PAGE TEXT:
┄┄┄┄┄┄

Good luck on your journey.


----------



## Wolf mom (Mar 8, 2005)

Yuppers, starkraven4 some of those old sayings like:

"Eat breakfast like a king, lunch like a prince and supper like a pauper" ring true. 

Wisconsin Ann's soup seems to help when I get...stuck. I need to go back to the basics.

As many here can attest, it's really all about expending more calories than you're taking in - not about how you "dress" it. I'm too old and too poor to buy cute workout clothes or the latest trend in equipment. 

I did find a great bike at the thrift store recently & now that the weather is changing, I'll be riding it. I hate winter/snow/sleet/wind as it's hard to go outside & hike, etc.


----------



## suzfromWi (Jun 1, 2002)

The first thing I did, was to take the word diet out of my vocabulary. I say food program. Its for life...not just to lose weight. The I had to stop buying the sweets that tempted me to overindulge...Out of sight, out of mind. Keep a journal of the food I DO eat and the calories in volved. IE SPark people...

┄┄┄┄┄┄

SET OF TASKS:
a. Copy the entries word for word, starting with their first line and ending after the line that contains "post-meta: 发表于 2019-11-19".
b. Continue the forum thread on losing weight, starting after its last sentence.

SOURCE MATERIAL:

┄┄┄┄┄┄

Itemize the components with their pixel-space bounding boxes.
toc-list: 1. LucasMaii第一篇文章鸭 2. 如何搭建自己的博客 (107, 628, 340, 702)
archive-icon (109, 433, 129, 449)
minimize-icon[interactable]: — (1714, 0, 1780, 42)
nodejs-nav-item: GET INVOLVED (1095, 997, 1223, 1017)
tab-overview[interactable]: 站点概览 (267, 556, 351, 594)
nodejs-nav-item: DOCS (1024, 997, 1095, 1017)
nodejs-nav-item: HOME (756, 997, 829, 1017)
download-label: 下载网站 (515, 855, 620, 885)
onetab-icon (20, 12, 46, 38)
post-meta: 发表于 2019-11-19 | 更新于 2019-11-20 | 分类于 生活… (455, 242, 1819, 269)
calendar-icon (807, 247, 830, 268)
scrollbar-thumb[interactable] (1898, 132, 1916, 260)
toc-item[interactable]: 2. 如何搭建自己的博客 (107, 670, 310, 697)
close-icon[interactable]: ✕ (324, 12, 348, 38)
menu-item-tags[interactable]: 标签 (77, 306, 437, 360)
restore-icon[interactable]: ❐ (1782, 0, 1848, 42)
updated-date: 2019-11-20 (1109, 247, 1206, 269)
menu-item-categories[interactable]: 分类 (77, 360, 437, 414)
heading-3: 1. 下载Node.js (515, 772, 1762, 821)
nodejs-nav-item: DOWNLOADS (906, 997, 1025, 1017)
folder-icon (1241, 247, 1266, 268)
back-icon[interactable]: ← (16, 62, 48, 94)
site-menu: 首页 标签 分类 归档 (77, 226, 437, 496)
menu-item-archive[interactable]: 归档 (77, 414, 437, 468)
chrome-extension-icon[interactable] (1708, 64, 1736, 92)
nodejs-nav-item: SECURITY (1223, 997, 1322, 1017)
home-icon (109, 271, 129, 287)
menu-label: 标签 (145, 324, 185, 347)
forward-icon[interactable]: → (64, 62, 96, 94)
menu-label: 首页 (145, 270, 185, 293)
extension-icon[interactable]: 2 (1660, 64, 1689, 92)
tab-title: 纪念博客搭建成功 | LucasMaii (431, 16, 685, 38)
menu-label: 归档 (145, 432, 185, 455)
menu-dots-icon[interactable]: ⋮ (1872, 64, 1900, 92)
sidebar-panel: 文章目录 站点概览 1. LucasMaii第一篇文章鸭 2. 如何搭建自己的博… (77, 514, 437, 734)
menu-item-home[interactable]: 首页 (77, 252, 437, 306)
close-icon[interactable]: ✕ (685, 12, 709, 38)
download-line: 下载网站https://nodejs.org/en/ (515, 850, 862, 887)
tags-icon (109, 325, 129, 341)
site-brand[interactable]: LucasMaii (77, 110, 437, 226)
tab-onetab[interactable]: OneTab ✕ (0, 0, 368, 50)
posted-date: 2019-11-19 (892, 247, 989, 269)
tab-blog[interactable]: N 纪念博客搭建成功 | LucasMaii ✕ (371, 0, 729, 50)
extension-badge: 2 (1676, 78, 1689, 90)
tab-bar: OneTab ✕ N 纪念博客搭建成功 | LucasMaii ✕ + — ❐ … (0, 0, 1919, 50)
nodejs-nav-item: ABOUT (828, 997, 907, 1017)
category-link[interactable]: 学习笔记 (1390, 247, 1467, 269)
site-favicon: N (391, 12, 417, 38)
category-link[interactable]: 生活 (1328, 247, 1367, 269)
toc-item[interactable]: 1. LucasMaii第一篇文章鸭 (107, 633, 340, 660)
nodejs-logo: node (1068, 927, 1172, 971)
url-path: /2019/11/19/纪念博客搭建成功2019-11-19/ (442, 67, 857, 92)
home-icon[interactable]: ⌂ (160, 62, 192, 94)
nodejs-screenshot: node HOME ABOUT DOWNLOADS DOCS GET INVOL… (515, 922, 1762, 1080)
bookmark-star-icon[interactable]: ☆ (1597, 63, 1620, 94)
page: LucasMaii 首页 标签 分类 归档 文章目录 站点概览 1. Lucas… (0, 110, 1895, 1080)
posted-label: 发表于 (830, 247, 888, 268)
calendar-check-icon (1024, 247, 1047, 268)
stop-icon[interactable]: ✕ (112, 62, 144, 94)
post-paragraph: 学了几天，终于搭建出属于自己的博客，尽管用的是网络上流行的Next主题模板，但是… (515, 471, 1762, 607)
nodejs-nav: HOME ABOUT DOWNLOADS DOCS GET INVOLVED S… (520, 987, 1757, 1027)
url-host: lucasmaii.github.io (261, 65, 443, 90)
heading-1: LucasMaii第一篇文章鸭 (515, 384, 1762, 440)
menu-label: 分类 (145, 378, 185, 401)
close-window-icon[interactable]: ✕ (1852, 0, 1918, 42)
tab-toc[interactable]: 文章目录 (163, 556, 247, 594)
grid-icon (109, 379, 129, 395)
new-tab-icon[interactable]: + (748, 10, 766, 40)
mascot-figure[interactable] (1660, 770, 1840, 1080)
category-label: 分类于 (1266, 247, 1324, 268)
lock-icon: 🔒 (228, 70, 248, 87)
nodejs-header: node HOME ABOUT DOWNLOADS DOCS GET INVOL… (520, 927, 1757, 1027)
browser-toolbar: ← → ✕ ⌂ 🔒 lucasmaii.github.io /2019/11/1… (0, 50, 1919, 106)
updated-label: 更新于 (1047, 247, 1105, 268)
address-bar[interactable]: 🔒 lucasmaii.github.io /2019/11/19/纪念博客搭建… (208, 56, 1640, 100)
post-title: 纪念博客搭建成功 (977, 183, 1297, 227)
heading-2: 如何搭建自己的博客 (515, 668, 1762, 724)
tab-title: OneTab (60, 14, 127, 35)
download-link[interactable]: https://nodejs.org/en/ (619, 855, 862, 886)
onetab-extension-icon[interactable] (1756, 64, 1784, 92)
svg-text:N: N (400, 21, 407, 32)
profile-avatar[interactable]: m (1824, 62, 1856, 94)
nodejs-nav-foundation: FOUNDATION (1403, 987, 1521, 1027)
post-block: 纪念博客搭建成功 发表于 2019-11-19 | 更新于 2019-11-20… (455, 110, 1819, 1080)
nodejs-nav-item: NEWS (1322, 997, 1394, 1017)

┄┄┄┄┄┄

OUTPUTS FOR THE TASKS:
a.
Itemize the components with their pixel-space bounding boxes.
toc-list: 1. LucasMaii第一篇文章鸭 2. 如何搭建自己的博客 (107, 628, 340, 702)
archive-icon (109, 433, 129, 449)
minimize-icon[interactable]: — (1714, 0, 1780, 42)
nodejs-nav-item: GET INVOLVED (1095, 997, 1223, 1017)
tab-overview[interactable]: 站点概览 (267, 556, 351, 594)
nodejs-nav-item: DOCS (1024, 997, 1095, 1017)
nodejs-nav-item: HOME (756, 997, 829, 1017)
download-label: 下载网站 (515, 855, 620, 885)
onetab-icon (20, 12, 46, 38)
post-meta: 发表于 2019-11-19 | 更新于 2019-11-20 | 分类于 生活… (455, 242, 1819, 269)

b.
Then keep focused on my excersise routine, and live in that moment, not thinking of what I had to do next. Already I am starting to enjoy the food I do eat, and the change I see in my body...I keep telling myself that if I let myself overindulge, the weight will come right back. I will feel bad about myself and my clothes wont fit comfortably. Other then stalling out right now on the scale, I know my body is getting more fit....Its a matter of how much I want to be good to me......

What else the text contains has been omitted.